** begin Records for this exercise **
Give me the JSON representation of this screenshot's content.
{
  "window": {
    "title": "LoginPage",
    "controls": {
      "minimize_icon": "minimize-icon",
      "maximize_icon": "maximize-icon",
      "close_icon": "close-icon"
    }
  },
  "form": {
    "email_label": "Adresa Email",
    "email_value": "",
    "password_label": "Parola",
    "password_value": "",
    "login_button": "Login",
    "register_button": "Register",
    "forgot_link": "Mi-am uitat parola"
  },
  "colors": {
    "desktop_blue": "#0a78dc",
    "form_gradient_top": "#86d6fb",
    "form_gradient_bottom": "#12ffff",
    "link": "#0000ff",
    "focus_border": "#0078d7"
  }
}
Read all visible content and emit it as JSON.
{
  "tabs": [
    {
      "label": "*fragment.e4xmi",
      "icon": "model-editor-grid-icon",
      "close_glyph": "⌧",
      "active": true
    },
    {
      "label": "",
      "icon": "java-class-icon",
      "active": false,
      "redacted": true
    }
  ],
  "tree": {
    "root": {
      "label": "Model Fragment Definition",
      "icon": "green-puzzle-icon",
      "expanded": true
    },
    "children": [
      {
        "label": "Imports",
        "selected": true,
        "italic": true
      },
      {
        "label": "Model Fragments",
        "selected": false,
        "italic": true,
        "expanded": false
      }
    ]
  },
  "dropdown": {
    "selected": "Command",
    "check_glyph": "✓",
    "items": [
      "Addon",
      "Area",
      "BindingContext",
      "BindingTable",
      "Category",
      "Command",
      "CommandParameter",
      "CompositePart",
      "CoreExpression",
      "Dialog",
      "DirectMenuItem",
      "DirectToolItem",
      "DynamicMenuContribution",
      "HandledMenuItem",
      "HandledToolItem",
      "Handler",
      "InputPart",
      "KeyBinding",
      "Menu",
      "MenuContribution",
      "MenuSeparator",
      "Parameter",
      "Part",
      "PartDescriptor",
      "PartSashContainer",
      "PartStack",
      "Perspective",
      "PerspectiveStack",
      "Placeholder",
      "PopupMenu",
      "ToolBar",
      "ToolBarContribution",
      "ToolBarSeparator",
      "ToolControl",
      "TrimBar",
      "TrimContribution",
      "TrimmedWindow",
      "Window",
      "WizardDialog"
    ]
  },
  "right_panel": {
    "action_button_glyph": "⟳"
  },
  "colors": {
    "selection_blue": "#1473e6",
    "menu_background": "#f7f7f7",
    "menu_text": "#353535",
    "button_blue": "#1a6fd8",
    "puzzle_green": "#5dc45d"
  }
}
** end Records for this exercise **
** begin Records for this exercise **
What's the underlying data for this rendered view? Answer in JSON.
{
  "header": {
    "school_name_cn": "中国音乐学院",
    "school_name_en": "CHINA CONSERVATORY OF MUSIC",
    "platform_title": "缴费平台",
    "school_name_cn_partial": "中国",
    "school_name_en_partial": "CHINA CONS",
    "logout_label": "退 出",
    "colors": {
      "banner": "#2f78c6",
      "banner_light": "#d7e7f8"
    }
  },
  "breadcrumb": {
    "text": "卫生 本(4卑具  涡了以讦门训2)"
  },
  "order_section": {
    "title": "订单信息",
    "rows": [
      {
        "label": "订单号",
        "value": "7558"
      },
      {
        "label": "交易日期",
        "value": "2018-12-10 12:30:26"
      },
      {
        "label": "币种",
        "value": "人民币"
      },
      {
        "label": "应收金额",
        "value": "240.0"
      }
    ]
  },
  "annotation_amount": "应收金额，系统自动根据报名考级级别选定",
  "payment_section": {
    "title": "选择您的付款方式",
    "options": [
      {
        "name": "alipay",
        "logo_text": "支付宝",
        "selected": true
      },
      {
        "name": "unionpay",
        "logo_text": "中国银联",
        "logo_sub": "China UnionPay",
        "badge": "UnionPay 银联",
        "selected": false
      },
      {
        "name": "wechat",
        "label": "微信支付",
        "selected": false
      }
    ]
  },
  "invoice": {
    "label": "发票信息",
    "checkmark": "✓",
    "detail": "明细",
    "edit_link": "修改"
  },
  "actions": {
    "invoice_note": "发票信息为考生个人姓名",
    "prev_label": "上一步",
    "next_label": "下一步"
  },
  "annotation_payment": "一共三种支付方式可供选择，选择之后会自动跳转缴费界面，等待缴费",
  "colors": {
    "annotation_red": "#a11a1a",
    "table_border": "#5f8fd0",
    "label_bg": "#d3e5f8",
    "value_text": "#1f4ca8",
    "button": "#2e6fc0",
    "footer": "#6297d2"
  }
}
** end Records for this exercise **
Take every line from the records above that has the word "应收金额" and copy it.

        "label": "应收金额",
  "annotation_amount": "应收金额，系统自动根据报名考级级别选定",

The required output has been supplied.